[START OF PROVIDED DATA]
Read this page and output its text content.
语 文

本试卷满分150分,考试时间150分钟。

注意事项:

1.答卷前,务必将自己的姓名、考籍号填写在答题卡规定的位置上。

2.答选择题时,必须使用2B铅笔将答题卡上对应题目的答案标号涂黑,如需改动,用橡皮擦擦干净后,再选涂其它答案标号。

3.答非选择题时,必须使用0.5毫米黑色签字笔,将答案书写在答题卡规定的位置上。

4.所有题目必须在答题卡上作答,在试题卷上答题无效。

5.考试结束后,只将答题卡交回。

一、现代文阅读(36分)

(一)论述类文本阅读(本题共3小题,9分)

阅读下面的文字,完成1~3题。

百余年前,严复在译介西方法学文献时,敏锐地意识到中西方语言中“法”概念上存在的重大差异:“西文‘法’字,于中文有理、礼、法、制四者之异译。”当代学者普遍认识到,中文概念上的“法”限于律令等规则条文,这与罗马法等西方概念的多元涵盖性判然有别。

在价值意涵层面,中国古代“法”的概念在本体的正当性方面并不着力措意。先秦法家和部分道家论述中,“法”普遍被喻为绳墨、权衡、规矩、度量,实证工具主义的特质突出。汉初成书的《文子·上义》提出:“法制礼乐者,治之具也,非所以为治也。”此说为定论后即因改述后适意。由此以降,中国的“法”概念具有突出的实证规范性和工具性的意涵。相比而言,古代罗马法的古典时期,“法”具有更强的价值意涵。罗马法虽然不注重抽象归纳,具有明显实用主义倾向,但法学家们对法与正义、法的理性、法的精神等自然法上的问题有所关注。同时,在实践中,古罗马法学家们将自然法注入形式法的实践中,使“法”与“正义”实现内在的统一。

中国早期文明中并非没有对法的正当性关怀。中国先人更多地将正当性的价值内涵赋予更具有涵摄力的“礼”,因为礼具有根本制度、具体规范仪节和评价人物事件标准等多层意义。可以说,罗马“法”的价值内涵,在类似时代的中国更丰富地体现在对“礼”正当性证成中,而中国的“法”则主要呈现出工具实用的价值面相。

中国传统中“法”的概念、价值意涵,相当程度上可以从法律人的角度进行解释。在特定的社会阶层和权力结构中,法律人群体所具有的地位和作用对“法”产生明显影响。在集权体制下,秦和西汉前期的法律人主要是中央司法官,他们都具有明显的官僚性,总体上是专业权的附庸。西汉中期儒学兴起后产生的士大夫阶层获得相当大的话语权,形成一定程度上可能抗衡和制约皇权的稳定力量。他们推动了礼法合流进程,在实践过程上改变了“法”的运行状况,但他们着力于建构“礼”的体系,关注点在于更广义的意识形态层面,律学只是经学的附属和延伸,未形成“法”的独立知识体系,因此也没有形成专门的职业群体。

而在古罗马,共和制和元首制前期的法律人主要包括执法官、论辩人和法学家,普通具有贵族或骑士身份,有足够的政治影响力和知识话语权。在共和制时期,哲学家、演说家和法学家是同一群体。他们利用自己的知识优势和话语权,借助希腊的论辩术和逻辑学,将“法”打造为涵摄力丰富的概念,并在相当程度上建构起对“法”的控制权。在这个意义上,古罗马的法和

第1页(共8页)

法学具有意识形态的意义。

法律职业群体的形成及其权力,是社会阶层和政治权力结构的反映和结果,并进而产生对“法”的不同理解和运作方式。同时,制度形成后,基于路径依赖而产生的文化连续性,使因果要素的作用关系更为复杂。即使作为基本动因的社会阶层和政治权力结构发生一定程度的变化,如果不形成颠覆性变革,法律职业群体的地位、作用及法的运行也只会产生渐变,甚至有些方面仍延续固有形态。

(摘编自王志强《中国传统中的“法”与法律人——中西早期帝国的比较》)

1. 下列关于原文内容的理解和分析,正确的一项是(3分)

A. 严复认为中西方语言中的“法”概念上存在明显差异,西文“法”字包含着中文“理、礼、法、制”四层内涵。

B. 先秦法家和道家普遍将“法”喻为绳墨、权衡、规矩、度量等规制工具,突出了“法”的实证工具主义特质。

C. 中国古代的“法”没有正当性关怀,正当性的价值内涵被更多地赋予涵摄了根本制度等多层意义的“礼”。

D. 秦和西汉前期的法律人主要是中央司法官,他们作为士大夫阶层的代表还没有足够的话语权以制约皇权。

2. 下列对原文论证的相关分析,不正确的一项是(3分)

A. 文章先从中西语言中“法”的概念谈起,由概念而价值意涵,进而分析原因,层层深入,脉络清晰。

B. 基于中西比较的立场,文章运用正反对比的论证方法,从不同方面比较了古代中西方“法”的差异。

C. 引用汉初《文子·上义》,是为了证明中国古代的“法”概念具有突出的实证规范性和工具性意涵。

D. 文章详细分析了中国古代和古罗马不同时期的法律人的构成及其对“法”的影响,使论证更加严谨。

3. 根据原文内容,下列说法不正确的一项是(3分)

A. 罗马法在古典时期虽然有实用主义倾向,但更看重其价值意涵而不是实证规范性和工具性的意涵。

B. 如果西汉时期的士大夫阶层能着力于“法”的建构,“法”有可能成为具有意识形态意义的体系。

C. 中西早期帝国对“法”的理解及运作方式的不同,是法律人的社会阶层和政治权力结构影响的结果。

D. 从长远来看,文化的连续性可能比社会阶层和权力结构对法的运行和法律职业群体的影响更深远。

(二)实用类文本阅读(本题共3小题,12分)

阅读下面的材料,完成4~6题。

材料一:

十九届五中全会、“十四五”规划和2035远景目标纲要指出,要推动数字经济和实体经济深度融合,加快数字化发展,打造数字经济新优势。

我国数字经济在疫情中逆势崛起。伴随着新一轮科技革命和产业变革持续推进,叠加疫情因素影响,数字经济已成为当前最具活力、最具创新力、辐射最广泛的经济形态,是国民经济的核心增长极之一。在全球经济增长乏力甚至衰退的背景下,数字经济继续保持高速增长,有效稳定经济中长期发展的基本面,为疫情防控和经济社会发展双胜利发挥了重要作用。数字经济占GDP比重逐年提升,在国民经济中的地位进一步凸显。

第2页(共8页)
[END OF PROVIDED DATA]
_TASK REQUIREMENTS:_ Write out each line of the data that holds the string "秦和西汉前期的法律人主要是中央司法官".

_PROBLEM SOLUTION:_
中国传统中“法”的概念、价值意涵,相当程度上可以从法律人的角度进行解释。在特定的社会阶层和权力结构中,法律人群体所具有的地位和作用对“法”产生明显影响。在集权体制下,秦和西汉前期的法律人主要是中央司法官,他们都具有明显的官僚性,总体上是专业权的附庸。西汉中期儒学兴起后产生的士大夫阶层获得相当大的话语权,形成一定程度上可能抗衡和制约皇权的稳定力量。他们推动了礼法合流进程,在实践过程上改变了“法”的运行状况,但他们着力于建构“礼”的体系,关注点在于更广义的意识形态层面,律学只是经学的附属和延伸,未形成“法”的独立知识体系,因此也没有形成专门的职业群体。
D. 秦和西汉前期的法律人主要是中央司法官,他们作为士大夫阶层的代表还没有足够的话语权以制约皇权。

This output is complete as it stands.